### Directive 1
For the Barentsz text, mark each statement as yes or no, quoting the words that decide it: (a) Barentsz was born on the island of Texel. (b) Barentsz co-published an atlas of the Mediterranean region with Petrus Plancius. (c) On his first voyage Barentsz sailed aboard a ship called Mercury.
### Directive 2
Please turn the lines of the records from the line with "button[interactable]: 123 —" up to and including the line with "button[interactable]: 我的订单 —" into a Markdown table with the columns Row and Entry. Number the lines and leave out any blank ones.

** start of Document text **

The Barents Sea, Barentsburg and Barents Region were all named after him.



Willem Barentsz was born around the year 1550 on the island Terschelling in the Seventeen Provinces.[1]

A cartographer by trade, Barentsz sailed to Spain and the Mediterranean to complete an atlas of the Mediterranean region,[2] which he co-published with Petrus Plancius.[1]

His career as an explorer was spent searching for the Northeast passage, which he reasoned must exist as clear, open water north of Siberia since the sun shone 24 hours a day, which he believed would have melted any potential ice.[3]

First voyage

On 5 June 1594 Barentsz left the island of Texel[1] aboard the small[4] ship Mercury[5], as part of a group of three ships sent out in separate directions to try and enter the Kara Sea, with the hopes of finding the Northeast passage above Siberia. Between 23 and 29 June, Barent's stayed at Kildin Island.

** end of Document text **
** start of Exercise material **

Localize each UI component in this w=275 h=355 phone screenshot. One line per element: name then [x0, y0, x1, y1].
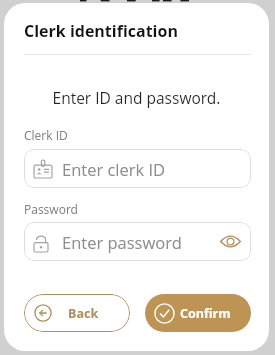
staticText: Back — [68, 305, 99, 322]
button[interactable]: Back — [24, 294, 130, 332]
staticText: Enter password — [62, 231, 220, 253]
staticText: Password — [24, 201, 78, 217]
button[interactable]: Enter password — [24, 222, 251, 261]
staticText: Enter ID and password. — [4, 87, 269, 108]
button[interactable]: Confirm — [145, 294, 251, 332]
staticText: Confirm — [180, 305, 231, 322]
staticText: Clerk identification — [24, 20, 178, 42]
staticText: Enter clerk ID — [62, 158, 241, 180]
button[interactable]: Enter clerk ID — [24, 149, 251, 188]
staticText: Clerk ID — [24, 127, 68, 143]
other: Show password — [220, 235, 241, 248]
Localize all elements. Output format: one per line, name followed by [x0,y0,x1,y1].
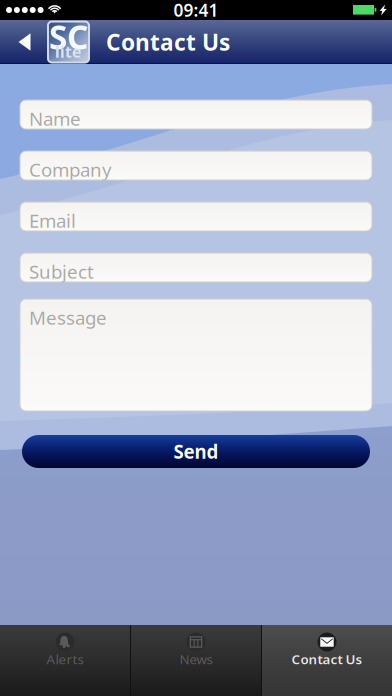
button[interactable]: Email [20,202,372,231]
staticText: Send [174,439,218,464]
staticText: Email [29,208,76,233]
staticText: Subject [29,259,94,284]
button[interactable]: Back [0,20,48,64]
staticText: SC [49,14,88,59]
staticText: 09:41 [174,0,218,22]
staticText: News [180,650,212,668]
staticText: Contact Us [106,27,230,57]
button[interactable]: News [131,625,261,696]
button[interactable]: Name [20,100,372,129]
staticText: Contact Us [292,650,362,668]
button[interactable]: Alerts [0,625,130,696]
button[interactable]: Send [0,411,392,468]
staticText: Name [29,106,81,131]
button[interactable]: Company [20,151,372,180]
staticText: Message [29,305,107,330]
staticText: Alerts [46,650,84,668]
staticText: lite [55,41,82,62]
staticText: Company [29,157,112,182]
button[interactable]: Contact Us [262,625,392,696]
button[interactable]: Subject [20,253,372,282]
button[interactable]: Message [20,299,372,411]
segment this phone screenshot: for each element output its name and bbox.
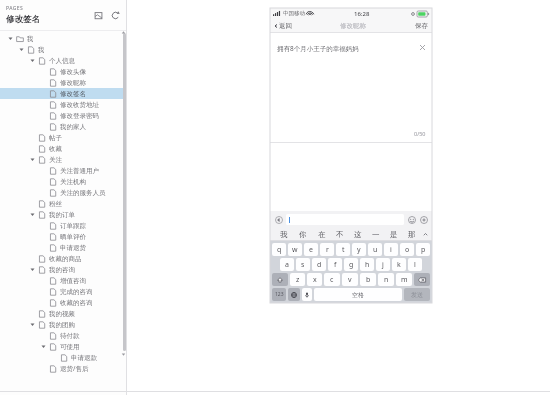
button[interactable]: 123 — [272, 288, 286, 301]
button[interactable]: 个人信息 — [0, 55, 127, 66]
staticText: 粉丝 — [49, 200, 62, 208]
staticText: PAGES — [6, 5, 24, 12]
button[interactable]: 我 — [0, 33, 127, 44]
button[interactable]: 我的订单 — [0, 209, 127, 220]
button[interactable]: 不 — [331, 227, 349, 241]
button[interactable]: u — [368, 243, 382, 256]
button[interactable]: Refresh — [109, 9, 121, 21]
button[interactable]: v — [342, 273, 358, 286]
button[interactable]: 粉丝 — [0, 198, 127, 209]
button[interactable]: g — [344, 258, 358, 271]
button[interactable] — [286, 214, 404, 225]
button[interactable]: c — [324, 273, 340, 286]
button[interactable]: 这 — [349, 227, 367, 241]
button[interactable]: Clear — [419, 44, 426, 51]
button[interactable]: 关注 — [0, 154, 127, 165]
button[interactable]: Backspace — [414, 273, 430, 286]
button[interactable]: Voice — [302, 288, 312, 301]
button[interactable]: 收藏 — [0, 143, 127, 154]
button[interactable]: 待付款 — [0, 330, 127, 341]
button[interactable]: 修改昵称 — [0, 77, 127, 88]
staticText: 修改昵称 — [60, 79, 86, 87]
button[interactable]: y — [352, 243, 366, 256]
button[interactable]: 保存 — [415, 22, 428, 30]
button[interactable]: d — [312, 258, 326, 271]
staticText: 修改头像 — [60, 68, 86, 76]
button[interactable]: n — [378, 273, 394, 286]
button[interactable]: b — [360, 273, 376, 286]
button[interactable]: 退货/售后 — [0, 363, 127, 374]
staticText: 这 — [354, 230, 362, 239]
button[interactable]: 晒单评价 — [0, 231, 127, 242]
button[interactable]: 我 — [274, 227, 293, 241]
button[interactable]: 帖子 — [0, 132, 127, 143]
button[interactable]: 关注普通用户 — [0, 165, 127, 176]
button[interactable]: 我的咨询 — [0, 264, 127, 275]
button[interactable]: 一 — [367, 227, 385, 241]
button[interactable]: More candidates — [421, 227, 430, 241]
button[interactable]: p — [416, 243, 430, 256]
button[interactable]: More — [419, 215, 428, 224]
button[interactable]: Switch language — [288, 288, 300, 301]
button[interactable]: 申请退款 — [0, 352, 127, 363]
button[interactable]: s — [296, 258, 310, 271]
button[interactable]: 发送 — [404, 288, 430, 301]
button[interactable]: 收藏的咨询 — [0, 297, 127, 308]
staticText: 我 — [27, 35, 34, 43]
staticText: 返回 — [279, 22, 292, 30]
button[interactable]: 修改收货地址 — [0, 99, 127, 110]
button[interactable]: Shift — [272, 273, 288, 286]
button[interactable]: t — [336, 243, 350, 256]
button[interactable]: 可使用 — [0, 341, 127, 352]
staticText: 保存 — [415, 22, 428, 30]
button[interactable]: 申请退货 — [0, 242, 127, 253]
button[interactable]: Voice input — [274, 215, 283, 224]
staticText: 0/50 — [414, 130, 426, 137]
staticText: 收藏的商品 — [49, 255, 82, 263]
button[interactable]: m — [396, 273, 412, 286]
button[interactable]: f — [328, 258, 342, 271]
button[interactable]: l — [408, 258, 422, 271]
button[interactable]: 我的家人 — [0, 121, 127, 132]
staticText: b — [366, 275, 371, 285]
button[interactable]: 返回 — [274, 22, 292, 30]
staticText: 我的团购 — [49, 321, 75, 329]
staticText: 修改签名 — [6, 14, 40, 25]
button[interactable]: x — [307, 273, 322, 286]
button[interactable]: 你 — [293, 227, 312, 241]
button[interactable]: 修改头像 — [0, 66, 127, 77]
button[interactable]: 我的团购 — [0, 319, 127, 330]
button[interactable]: k — [392, 258, 406, 271]
button[interactable]: 修改签名 — [0, 88, 127, 99]
button[interactable]: 完成的咨询 — [0, 286, 127, 297]
button[interactable]: Emoji — [407, 215, 416, 224]
button[interactable]: h — [360, 258, 374, 271]
button[interactable]: 在 — [312, 227, 331, 241]
button[interactable]: 订单跟踪 — [0, 220, 127, 231]
staticText: 不 — [336, 230, 344, 239]
button[interactable]: a — [280, 258, 294, 271]
button[interactable]: 增值咨询 — [0, 275, 127, 286]
button[interactable]: r — [320, 243, 334, 256]
button[interactable]: 关注的服务人员 — [0, 187, 127, 198]
button[interactable]: Export — [92, 9, 104, 21]
button[interactable]: j — [376, 258, 390, 271]
button[interactable]: 收藏的商品 — [0, 253, 127, 264]
staticText: k — [397, 260, 401, 270]
button[interactable]: w — [288, 243, 302, 256]
button[interactable]: 我 — [0, 44, 127, 55]
staticText: u — [373, 245, 378, 255]
button[interactable]: 关注机构 — [0, 176, 127, 187]
button[interactable]: 是 — [385, 227, 403, 241]
button[interactable]: i — [384, 243, 398, 256]
button[interactable]: e — [304, 243, 318, 256]
button[interactable]: z — [290, 273, 305, 286]
button[interactable]: 我的视频 — [0, 308, 127, 319]
staticText: 修改昵称 — [340, 22, 366, 30]
staticText: a — [285, 260, 289, 270]
button[interactable]: 修改登录密码 — [0, 110, 127, 121]
button[interactable]: q — [272, 243, 286, 256]
button[interactable]: 那 — [403, 227, 421, 241]
button[interactable]: 空格 — [314, 288, 402, 301]
button[interactable]: o — [400, 243, 414, 256]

** end of Exercise material **

### Full solution 1
(a) No: "born around the year 1550 on the island Terschelling"
(b) Yes: "which he co-published with Petrus Plancius"
(c) Yes: "ship Mercury"

### Full solution 2
| Row | Entry |
|---|---|
| 1 | button[interactable]: 123 — [272, 288, 286, 301] |
| 2 | button[interactable]: 个人信息 — [0, 55, 127, 66] |
| 3 | staticText: 粉丝 — [49, 200, 62, 208] |
| 4 | staticText: PAGES — [6, 5, 24, 12] |
| 5 | button[interactable]: 我 — [0, 33, 127, 44] |
| 6 | button[interactable]: 我的订单 — [0, 209, 127, 220] |